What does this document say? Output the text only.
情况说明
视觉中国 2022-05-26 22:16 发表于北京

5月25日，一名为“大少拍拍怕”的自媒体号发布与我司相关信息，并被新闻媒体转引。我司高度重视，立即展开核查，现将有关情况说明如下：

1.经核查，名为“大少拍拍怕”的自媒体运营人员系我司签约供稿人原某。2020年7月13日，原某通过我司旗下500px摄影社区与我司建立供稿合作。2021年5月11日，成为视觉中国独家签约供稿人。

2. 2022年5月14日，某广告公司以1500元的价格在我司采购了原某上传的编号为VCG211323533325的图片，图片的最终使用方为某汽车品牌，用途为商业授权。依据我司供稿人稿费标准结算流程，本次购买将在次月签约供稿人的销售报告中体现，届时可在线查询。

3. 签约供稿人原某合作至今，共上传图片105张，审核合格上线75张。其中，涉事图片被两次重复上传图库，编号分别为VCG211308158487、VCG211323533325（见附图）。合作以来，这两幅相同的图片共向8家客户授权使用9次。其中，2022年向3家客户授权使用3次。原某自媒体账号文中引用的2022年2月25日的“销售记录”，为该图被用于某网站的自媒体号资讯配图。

════════════════

[Aim of the exercise]
Copy down every line of the entries containing the word "大少拍拍怕".

[Exercise response]
5月25日，一名为“大少拍拍怕”的自媒体号发布与我司相关信息，并被新闻媒体转引。我司高度重视，立即展开核查，现将有关情况说明如下：
1.经核查，名为“大少拍拍怕”的自媒体运营人员系我司签约供稿人原某。2020年7月13日，原某通过我司旗下500px摄影社区与我司建立供稿合作。2021年5月11日，成为视觉中国独家签约供稿人。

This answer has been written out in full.